=== Requirements ===
Pick out every line of the entries below where "JSON" occurs, and copy those lines.

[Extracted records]
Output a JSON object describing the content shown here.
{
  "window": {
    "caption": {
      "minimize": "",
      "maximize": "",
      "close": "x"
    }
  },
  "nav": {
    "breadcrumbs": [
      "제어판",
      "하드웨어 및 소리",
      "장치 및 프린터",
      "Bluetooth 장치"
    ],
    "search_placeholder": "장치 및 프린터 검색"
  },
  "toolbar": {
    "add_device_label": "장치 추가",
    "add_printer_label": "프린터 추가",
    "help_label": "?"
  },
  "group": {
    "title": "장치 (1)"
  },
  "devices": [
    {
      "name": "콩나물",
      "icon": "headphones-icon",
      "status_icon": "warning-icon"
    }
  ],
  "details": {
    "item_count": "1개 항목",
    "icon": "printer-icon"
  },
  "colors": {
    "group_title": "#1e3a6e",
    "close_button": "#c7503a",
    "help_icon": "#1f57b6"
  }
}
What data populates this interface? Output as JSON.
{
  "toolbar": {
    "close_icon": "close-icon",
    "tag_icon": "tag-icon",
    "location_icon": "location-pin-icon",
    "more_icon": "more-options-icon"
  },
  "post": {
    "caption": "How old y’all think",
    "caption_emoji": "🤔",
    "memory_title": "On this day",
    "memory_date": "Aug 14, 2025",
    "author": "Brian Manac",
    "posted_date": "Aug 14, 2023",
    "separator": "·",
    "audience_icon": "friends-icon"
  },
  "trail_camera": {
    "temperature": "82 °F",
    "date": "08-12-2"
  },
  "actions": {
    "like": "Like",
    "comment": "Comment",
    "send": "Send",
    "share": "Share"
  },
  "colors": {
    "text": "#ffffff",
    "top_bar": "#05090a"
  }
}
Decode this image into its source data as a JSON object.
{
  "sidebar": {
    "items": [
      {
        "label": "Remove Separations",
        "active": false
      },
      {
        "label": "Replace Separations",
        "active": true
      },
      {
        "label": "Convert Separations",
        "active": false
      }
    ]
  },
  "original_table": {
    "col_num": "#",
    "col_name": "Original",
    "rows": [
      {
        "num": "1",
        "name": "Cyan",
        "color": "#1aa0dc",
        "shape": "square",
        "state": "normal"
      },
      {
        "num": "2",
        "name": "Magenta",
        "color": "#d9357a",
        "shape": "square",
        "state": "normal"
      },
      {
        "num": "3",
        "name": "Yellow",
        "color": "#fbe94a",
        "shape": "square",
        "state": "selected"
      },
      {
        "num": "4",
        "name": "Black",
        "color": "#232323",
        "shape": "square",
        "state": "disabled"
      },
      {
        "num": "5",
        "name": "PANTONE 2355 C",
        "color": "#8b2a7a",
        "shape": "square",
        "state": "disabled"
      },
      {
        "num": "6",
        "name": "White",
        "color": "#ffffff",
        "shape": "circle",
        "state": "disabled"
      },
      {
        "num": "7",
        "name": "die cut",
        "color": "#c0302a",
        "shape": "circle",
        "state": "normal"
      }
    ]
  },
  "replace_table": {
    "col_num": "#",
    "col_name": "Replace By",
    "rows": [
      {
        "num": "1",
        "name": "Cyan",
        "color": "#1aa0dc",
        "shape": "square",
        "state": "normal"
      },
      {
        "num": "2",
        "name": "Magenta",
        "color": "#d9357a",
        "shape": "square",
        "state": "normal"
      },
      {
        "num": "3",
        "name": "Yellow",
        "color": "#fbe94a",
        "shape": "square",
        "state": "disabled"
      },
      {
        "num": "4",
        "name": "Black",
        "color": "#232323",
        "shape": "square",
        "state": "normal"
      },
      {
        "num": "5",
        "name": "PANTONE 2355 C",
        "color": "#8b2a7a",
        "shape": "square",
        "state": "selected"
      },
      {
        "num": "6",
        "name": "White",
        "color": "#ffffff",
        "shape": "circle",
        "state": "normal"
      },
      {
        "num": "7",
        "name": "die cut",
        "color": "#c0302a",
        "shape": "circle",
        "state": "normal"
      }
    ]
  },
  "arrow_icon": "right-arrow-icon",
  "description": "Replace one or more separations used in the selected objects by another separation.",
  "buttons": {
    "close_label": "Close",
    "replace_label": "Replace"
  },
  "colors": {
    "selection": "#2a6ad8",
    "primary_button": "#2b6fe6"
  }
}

=== Correct result ===
Output a JSON object describing the content shown here.
What data populates this interface? Output as JSON.
Decode this image into its source data as a JSON object.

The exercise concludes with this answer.